DIRECTIONS -
Reproduce all of the data below without alteration; exclude every picture.

MATERIAL -

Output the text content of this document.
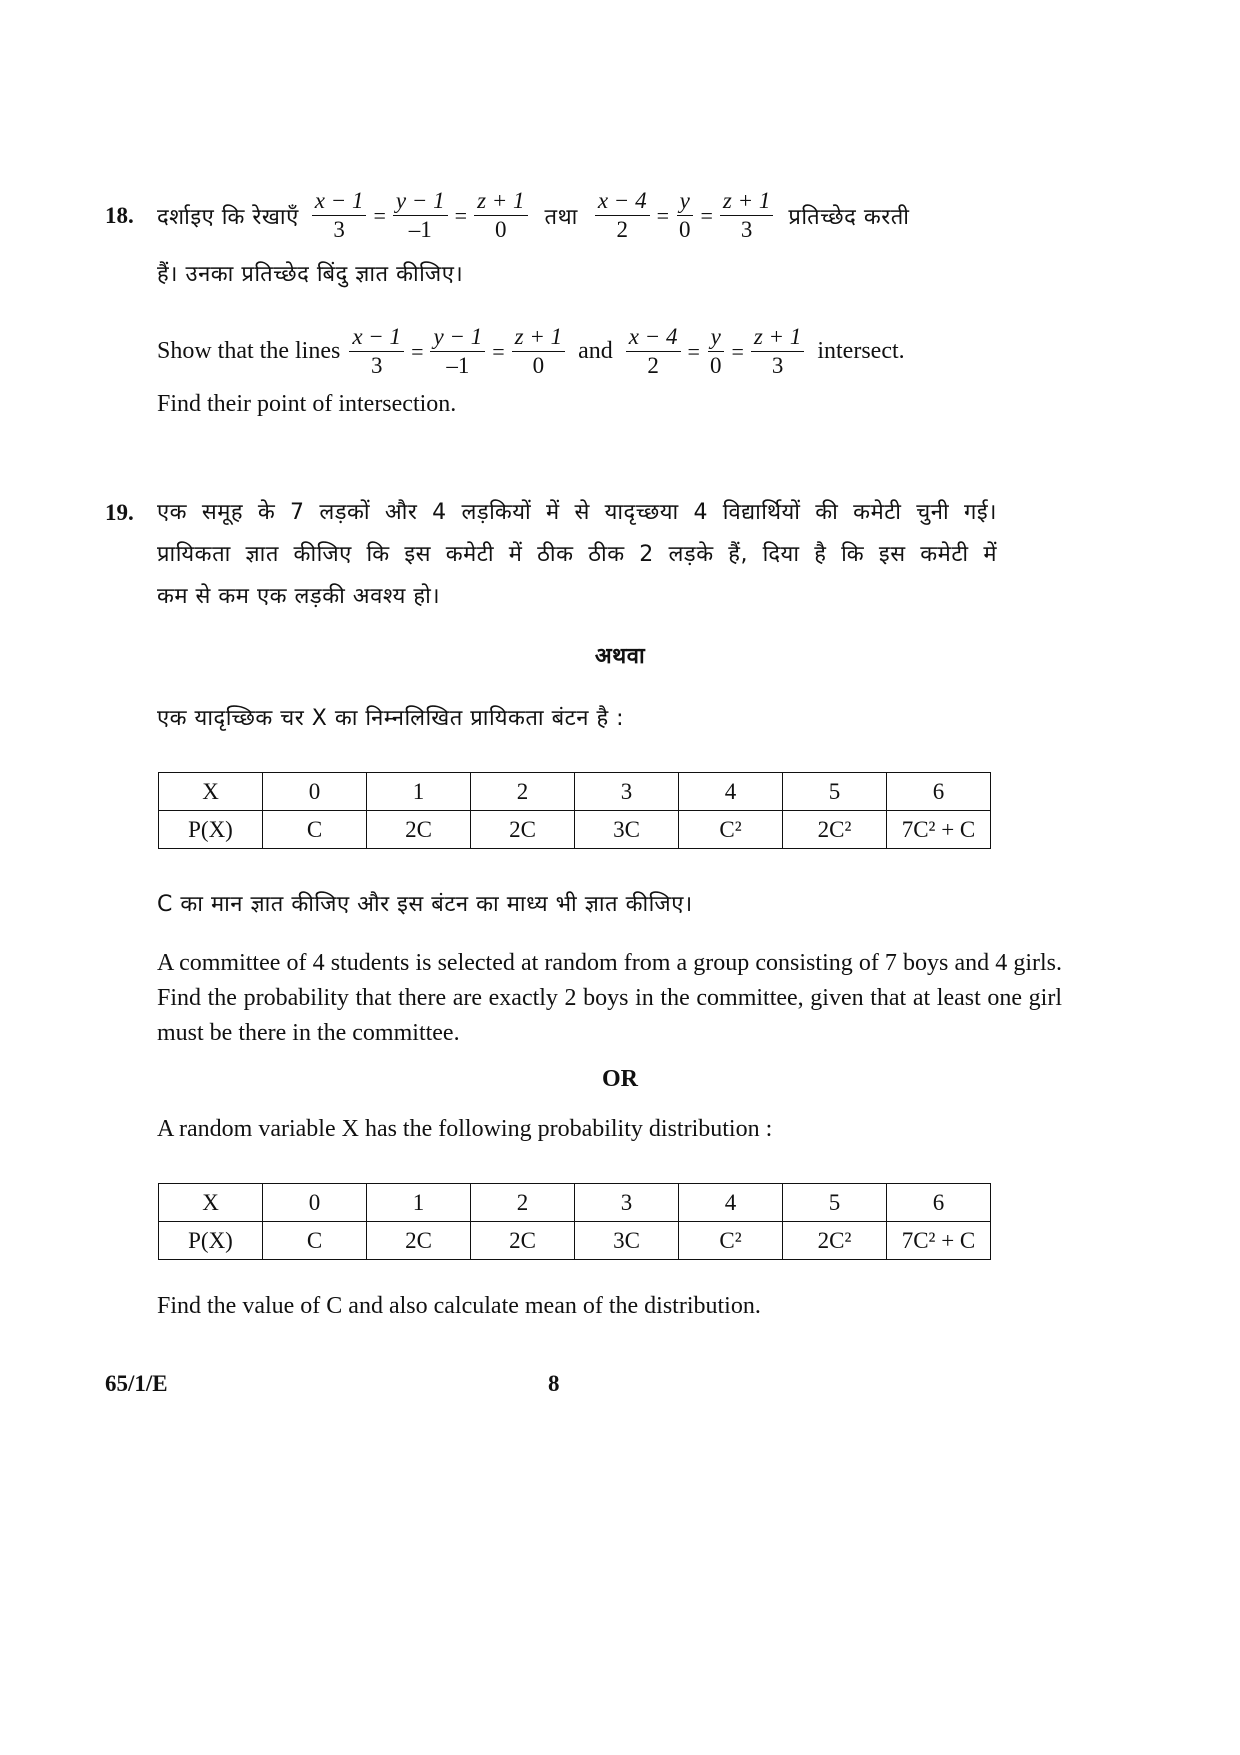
18. दर्शाइए कि रेखाएँ $\frac{x - 1}{3} = \frac{y - 1}{-1} = \frac{z + 1}{0}$ तथा $\frac{x - 4}{2} = \frac{y}{0} = \frac{z + 1}{3}$ प्रतिच्छेद करती
हैं। उनका प्रतिच्छेद बिंदु ज्ञात कीजिए।
Show that the lines $\frac{x - 1}{3} = \frac{y - 1}{-1} = \frac{z + 1}{0}$ and $\frac{x - 4}{2} = \frac{y}{0} = \frac{z + 1}{3}$ intersect.
Find their point of intersection.
19. एक समूह के 7 लड़कों और 4 लड़कियों में से यादृच्छया 4 विद्यार्थियों की कमेटी चुनी गई।
प्रायिकता ज्ञात कीजिए कि इस कमेटी में ठीक ठीक 2 लड़के हैं, दिया है कि इस कमेटी में
कम से कम एक लड़की अवश्य हो।
अथवा
एक यादृच्छिक चर X का निम्नलिखित प्रायिकता बंटन है :
X	0	1	2	3	4	5	6
P(X)	C	2C	2C	3C	C²	2C²	7C² + C
C का मान ज्ञात कीजिए और इस बंटन का माध्य भी ज्ञात कीजिए।
A committee of 4 students is selected at random from a group consisting of 7 boys and 4 girls. Find the probability that there are exactly 2 boys in the committee, given that at least one girl must be there in the committee.
OR
A random variable X has the following probability distribution :
X	0	1	2	3	4	5	6
P(X)	C	2C	2C	3C	C²	2C²	7C² + C
Find the value of C and also calculate mean of the distribution.
65/1/E	8
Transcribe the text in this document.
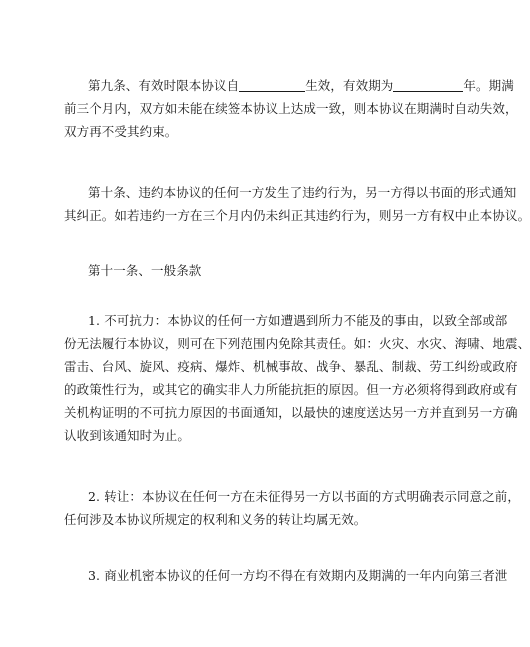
第九条、有效时限本协议自	生效，有效期为	年。期满
前三个月内，双方如未能在续签本协议上达成一致，则本协议在期满时自动失效，
双方再不受其约束。
第十条、违约本协议的任何一方发生了违约行为，另一方得以书面的形式通知
其纠正。如若违约一方在三个月内仍未纠正其违约行为，则另一方有权中止本协议。
第十一条、一般条款
1. 不可抗力：本协议的任何一方如遭遇到所力不能及的事由，以致全部或部
份无法履行本协议，则可在下列范围内免除其责任。如：火灾、水灾、海啸、地震、
雷击、台风、旋风、疫病、爆炸、机械事故、战争、暴乱、制裁、劳工纠纷或政府
的政策性行为，或其它的确实非人力所能抗拒的原因。但一方必须将得到政府或有
关机构证明的不可抗力原因的书面通知，以最快的速度送达另一方并直到另一方确
认收到该通知时为止。
2. 转让：本协议在任何一方在未征得另一方以书面的方式明确表示同意之前，
任何涉及本协议所规定的权利和义务的转让均属无效。
3. 商业机密本协议的任何一方均不得在有效期内及期满的一年内向第三者泄
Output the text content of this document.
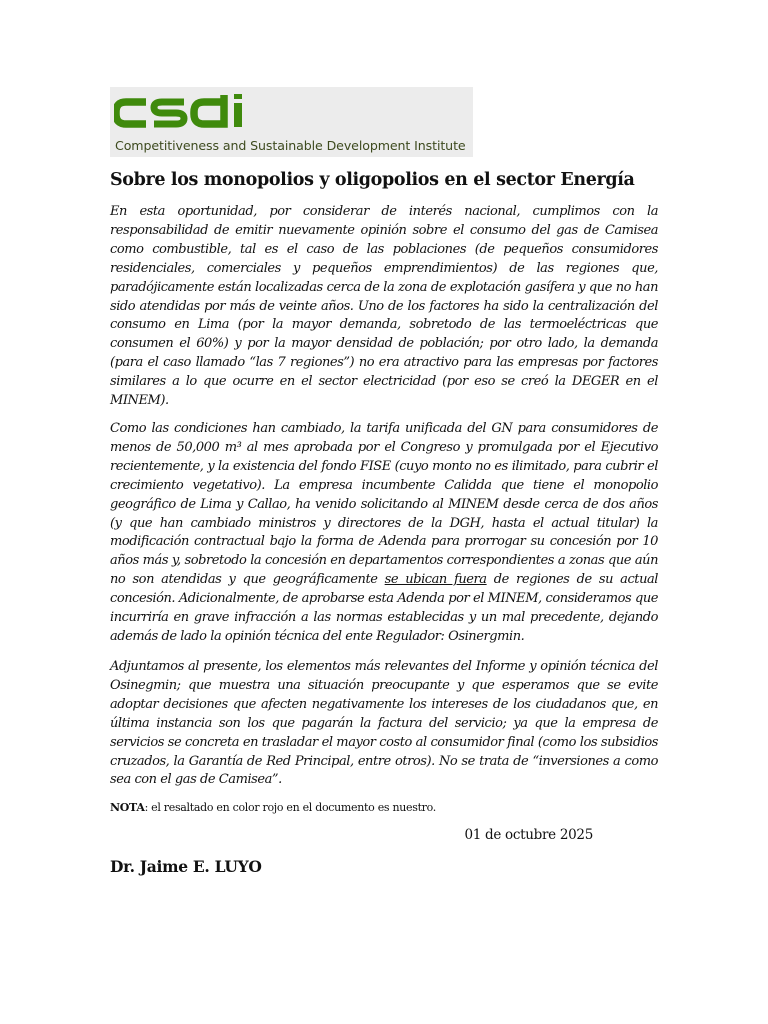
Competitiveness and Sustainable Development Institute
Sobre los monopolios y oligopolios en el sector Energía

En esta oportunidad, por considerar de interés nacional, cumplimos con la responsabilidad de emitir nuevamente opinión sobre el consumo del gas de Camisea como combustible, tal es el caso de las poblaciones (de pequeños consumidores residenciales, comerciales y pequeños emprendimientos) de las regiones que, paradójicamente están localizadas cerca de la zona de explotación gasífera y que no han sido atendidas por más de veinte años. Uno de los factores ha sido la centralización del consumo en Lima (por la mayor demanda, sobretodo de las termoeléctricas que consumen el 60%) y por la mayor densidad de población; por otro lado, la demanda (para el caso llamado “las 7 regiones”) no era atractivo para las empresas por factores similares a lo que ocurre en el sector electricidad (por eso se creó la DEGER en el MINEM).

Como las condiciones han cambiado, la tarifa unificada del GN para consumidores de menos de 50,000 m³ al mes aprobada por el Congreso y promulgada por el Ejecutivo recientemente, y la existencia del fondo FISE (cuyo monto no es ilimitado, para cubrir el crecimiento vegetativo). La empresa incumbente Calidda que tiene el monopolio geográfico de Lima y Callao, ha venido solicitando al MINEM desde cerca de dos años (y que han cambiado ministros y directores de la DGH, hasta el actual titular) la modificación contractual bajo la forma de Adenda para prorrogar su concesión por 10 años más y, sobretodo la concesión en departamentos correspondientes a zonas que aún no son atendidas y que geográficamente se ubican fuera de regiones de su actual concesión. Adicionalmente, de aprobarse esta Adenda por el MINEM, consideramos que incurriría en grave infracción a las normas establecidas y un mal precedente, dejando además de lado la opinión técnica del ente Regulador: Osinergmin.

Adjuntamos al presente, los elementos más relevantes del Informe y opinión técnica del Osinegmin; que muestra una situación preocupante y que esperamos que se evite adoptar decisiones que afecten negativamente los intereses de los ciudadanos que, en última instancia son los que pagarán la factura del servicio; ya que la empresa de servicios se concreta en trasladar el mayor costo al consumidor final (como los subsidios cruzados, la Garantía de Red Principal, entre otros). No se trata de “inversiones a como sea con el gas de Camisea”.

NOTA: el resaltado en color rojo en el documento es nuestro.

01 de octubre 2025

Dr. Jaime E. LUYO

WORKED SOLUTION -
Output the text content of this document.
18. दर्शाइए कि रेखाएँ $\frac{x - 1}{3} = \frac{y - 1}{-1} = \frac{z + 1}{0}$ तथा $\frac{x - 4}{2} = \frac{y}{0} = \frac{z + 1}{3}$ प्रतिच्छेद करती
हैं। उनका प्रतिच्छेद बिंदु ज्ञात कीजिए।
Show that the lines $\frac{x - 1}{3} = \frac{y - 1}{-1} = \frac{z + 1}{0}$ and $\frac{x - 4}{2} = \frac{y}{0} = \frac{z + 1}{3}$ intersect.
Find their point of intersection.
19. एक समूह के 7 लड़कों और 4 लड़कियों में से यादृच्छया 4 विद्यार्थियों की कमेटी चुनी गई।
प्रायिकता ज्ञात कीजिए कि इस कमेटी में ठीक ठीक 2 लड़के हैं, दिया है कि इस कमेटी में
कम से कम एक लड़की अवश्य हो।
अथवा
एक यादृच्छिक चर X का निम्नलिखित प्रायिकता बंटन है :
X	0	1	2	3	4	5	6
P(X)	C	2C	2C	3C	C²	2C²	7C² + C
C का मान ज्ञात कीजिए और इस बंटन का माध्य भी ज्ञात कीजिए।
A committee of 4 students is selected at random from a group consisting of 7 boys and 4 girls. Find the probability that there are exactly 2 boys in the committee, given that at least one girl must be there in the committee.
OR
A random variable X has the following probability distribution :
X	0	1	2	3	4	5	6
P(X)	C	2C	2C	3C	C²	2C²	7C² + C
Find the value of C and also calculate mean of the distribution.
65/1/E	8
Transcribe the text in this document.
第九条、有效时限本协议自	生效，有效期为	年。期满
前三个月内，双方如未能在续签本协议上达成一致，则本协议在期满时自动失效，
双方再不受其约束。
第十条、违约本协议的任何一方发生了违约行为，另一方得以书面的形式通知
其纠正。如若违约一方在三个月内仍未纠正其违约行为，则另一方有权中止本协议。
第十一条、一般条款
1. 不可抗力：本协议的任何一方如遭遇到所力不能及的事由，以致全部或部
份无法履行本协议，则可在下列范围内免除其责任。如：火灾、水灾、海啸、地震、
雷击、台风、旋风、疫病、爆炸、机械事故、战争、暴乱、制裁、劳工纠纷或政府
的政策性行为，或其它的确实非人力所能抗拒的原因。但一方必须将得到政府或有
关机构证明的不可抗力原因的书面通知，以最快的速度送达另一方并直到另一方确
认收到该通知时为止。
2. 转让：本协议在任何一方在未征得另一方以书面的方式明确表示同意之前，
任何涉及本协议所规定的权利和义务的转让均属无效。
3. 商业机密本协议的任何一方均不得在有效期内及期满的一年内向第三者泄
Output the text content of this document.
Competitiveness and Sustainable Development Institute
Sobre los monopolios y oligopolios en el sector Energía

En esta oportunidad, por considerar de interés nacional, cumplimos con la responsabilidad de emitir nuevamente opinión sobre el consumo del gas de Camisea como combustible, tal es el caso de las poblaciones (de pequeños consumidores residenciales, comerciales y pequeños emprendimientos) de las regiones que, paradójicamente están localizadas cerca de la zona de explotación gasífera y que no han sido atendidas por más de veinte años. Uno de los factores ha sido la centralización del consumo en Lima (por la mayor demanda, sobretodo de las termoeléctricas que consumen el 60%) y por la mayor densidad de población; por otro lado, la demanda (para el caso llamado “las 7 regiones”) no era atractivo para las empresas por factores similares a lo que ocurre en el sector electricidad (por eso se creó la DEGER en el MINEM).

Como las condiciones han cambiado, la tarifa unificada del GN para consumidores de menos de 50,000 m³ al mes aprobada por el Congreso y promulgada por el Ejecutivo recientemente, y la existencia del fondo FISE (cuyo monto no es ilimitado, para cubrir el crecimiento vegetativo). La empresa incumbente Calidda que tiene el monopolio geográfico de Lima y Callao, ha venido solicitando al MINEM desde cerca de dos años (y que han cambiado ministros y directores de la DGH, hasta el actual titular) la modificación contractual bajo la forma de Adenda para prorrogar su concesión por 10 años más y, sobretodo la concesión en departamentos correspondientes a zonas que aún no son atendidas y que geográficamente se ubican fuera de regiones de su actual concesión. Adicionalmente, de aprobarse esta Adenda por el MINEM, consideramos que incurriría en grave infracción a las normas establecidas y un mal precedente, dejando además de lado la opinión técnica del ente Regulador: Osinergmin.

Adjuntamos al presente, los elementos más relevantes del Informe y opinión técnica del Osinegmin; que muestra una situación preocupante y que esperamos que se evite adoptar decisiones que afecten negativamente los intereses de los ciudadanos que, en última instancia son los que pagarán la factura del servicio; ya que la empresa de servicios se concreta en trasladar el mayor costo al consumidor final (como los subsidios cruzados, la Garantía de Red Principal, entre otros). No se trata de “inversiones a como sea con el gas de Camisea”.

NOTA: el resaltado en color rojo en el documento es nuestro.

01 de octubre 2025

Dr. Jaime E. LUYO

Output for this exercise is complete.